SET EXERCISE | Report every line of the records that contains the string "file", copying each line in full.

[Stored entries]
__________

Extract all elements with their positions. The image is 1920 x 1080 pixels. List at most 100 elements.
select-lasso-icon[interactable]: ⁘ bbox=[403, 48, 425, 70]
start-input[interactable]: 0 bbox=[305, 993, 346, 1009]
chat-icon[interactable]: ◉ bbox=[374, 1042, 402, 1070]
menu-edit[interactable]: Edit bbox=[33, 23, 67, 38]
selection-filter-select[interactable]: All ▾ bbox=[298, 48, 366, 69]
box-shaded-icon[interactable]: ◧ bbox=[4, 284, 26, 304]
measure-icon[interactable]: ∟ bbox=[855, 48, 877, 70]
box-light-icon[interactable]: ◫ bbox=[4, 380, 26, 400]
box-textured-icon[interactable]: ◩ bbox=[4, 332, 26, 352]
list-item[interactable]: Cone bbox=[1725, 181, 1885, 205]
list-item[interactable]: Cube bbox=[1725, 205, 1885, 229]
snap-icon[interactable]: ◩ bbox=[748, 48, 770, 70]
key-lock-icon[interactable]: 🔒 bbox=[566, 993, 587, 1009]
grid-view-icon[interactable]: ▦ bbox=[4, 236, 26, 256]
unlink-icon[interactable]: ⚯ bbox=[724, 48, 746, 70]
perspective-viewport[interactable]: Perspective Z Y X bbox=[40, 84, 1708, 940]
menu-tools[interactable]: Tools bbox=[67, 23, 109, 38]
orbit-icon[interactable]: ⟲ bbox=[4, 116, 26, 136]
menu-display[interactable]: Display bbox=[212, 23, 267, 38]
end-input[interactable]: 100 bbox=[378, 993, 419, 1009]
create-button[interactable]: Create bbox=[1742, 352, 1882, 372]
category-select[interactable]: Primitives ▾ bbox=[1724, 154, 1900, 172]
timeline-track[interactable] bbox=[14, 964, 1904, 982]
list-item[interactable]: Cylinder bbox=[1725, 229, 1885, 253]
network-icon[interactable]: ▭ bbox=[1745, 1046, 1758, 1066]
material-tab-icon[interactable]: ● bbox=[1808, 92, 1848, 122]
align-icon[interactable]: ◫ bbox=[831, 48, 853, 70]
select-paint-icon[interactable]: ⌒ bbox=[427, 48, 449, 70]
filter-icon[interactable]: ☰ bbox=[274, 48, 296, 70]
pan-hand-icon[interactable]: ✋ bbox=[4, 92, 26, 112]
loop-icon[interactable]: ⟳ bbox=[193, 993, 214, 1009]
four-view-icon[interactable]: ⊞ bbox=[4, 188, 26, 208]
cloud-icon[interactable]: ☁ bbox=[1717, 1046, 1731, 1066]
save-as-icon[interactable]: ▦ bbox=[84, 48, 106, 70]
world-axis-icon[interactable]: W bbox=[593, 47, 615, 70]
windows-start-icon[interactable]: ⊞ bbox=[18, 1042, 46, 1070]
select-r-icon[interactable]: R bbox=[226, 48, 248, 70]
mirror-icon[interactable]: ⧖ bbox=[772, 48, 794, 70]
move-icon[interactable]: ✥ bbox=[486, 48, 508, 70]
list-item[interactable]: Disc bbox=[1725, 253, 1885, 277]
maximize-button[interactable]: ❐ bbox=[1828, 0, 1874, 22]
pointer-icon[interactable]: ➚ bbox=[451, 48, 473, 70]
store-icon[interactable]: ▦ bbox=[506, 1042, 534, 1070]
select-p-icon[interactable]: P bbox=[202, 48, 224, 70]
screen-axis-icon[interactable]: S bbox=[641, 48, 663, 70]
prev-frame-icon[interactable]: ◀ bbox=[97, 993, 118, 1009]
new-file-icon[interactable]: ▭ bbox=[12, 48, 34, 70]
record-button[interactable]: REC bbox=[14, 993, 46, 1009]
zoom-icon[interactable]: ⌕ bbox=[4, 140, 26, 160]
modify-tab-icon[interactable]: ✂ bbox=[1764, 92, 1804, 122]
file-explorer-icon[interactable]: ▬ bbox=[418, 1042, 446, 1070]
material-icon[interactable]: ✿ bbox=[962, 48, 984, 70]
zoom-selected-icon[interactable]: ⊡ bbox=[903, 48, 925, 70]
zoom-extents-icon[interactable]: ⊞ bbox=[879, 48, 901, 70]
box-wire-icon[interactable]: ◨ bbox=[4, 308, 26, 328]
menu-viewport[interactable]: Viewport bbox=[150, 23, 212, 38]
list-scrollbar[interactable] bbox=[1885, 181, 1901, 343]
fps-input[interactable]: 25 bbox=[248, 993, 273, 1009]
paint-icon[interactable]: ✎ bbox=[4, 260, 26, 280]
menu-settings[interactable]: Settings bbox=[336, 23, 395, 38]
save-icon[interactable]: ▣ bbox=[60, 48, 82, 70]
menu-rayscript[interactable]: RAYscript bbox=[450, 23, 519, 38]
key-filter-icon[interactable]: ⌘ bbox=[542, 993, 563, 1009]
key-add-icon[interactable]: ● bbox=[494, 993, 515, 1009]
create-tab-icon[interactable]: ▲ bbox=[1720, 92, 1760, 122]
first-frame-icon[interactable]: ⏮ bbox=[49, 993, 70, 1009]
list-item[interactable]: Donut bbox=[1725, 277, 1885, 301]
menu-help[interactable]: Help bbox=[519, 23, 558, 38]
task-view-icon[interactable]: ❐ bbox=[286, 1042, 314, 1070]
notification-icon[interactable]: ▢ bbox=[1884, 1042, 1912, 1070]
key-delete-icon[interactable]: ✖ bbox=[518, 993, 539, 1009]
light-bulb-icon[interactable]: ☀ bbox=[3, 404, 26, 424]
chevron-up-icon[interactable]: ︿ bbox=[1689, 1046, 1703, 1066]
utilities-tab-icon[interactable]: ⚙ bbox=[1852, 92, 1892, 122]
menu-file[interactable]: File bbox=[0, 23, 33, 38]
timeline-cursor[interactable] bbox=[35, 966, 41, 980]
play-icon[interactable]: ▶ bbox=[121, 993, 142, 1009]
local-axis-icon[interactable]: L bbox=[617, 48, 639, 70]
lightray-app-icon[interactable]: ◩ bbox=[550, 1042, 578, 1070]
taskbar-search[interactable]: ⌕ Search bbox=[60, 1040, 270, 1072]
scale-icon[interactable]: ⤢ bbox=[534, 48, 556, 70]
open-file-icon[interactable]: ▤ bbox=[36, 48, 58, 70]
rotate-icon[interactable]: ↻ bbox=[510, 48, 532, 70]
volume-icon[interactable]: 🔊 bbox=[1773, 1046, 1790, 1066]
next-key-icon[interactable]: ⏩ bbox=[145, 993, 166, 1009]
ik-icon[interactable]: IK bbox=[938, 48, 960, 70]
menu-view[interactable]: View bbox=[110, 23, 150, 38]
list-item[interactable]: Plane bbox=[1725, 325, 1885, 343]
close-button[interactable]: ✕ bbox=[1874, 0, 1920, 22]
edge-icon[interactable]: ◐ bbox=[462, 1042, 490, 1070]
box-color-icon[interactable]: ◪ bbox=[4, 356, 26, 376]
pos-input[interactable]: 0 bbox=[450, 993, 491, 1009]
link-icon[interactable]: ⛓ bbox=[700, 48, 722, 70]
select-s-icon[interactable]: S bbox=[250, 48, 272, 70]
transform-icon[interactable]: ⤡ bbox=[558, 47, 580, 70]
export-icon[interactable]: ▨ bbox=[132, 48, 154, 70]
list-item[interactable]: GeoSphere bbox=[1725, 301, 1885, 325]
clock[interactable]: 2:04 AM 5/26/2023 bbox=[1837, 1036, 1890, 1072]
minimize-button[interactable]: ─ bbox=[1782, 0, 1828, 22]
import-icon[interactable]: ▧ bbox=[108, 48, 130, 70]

__________

TASK SOLUTION |
new-file-icon[interactable]: ▭ bbox=[12, 48, 34, 70]
file-explorer-icon[interactable]: ▬ bbox=[418, 1042, 446, 1070]
menu-file[interactable]: File bbox=[0, 23, 33, 38]
open-file-icon[interactable]: ▤ bbox=[36, 48, 58, 70]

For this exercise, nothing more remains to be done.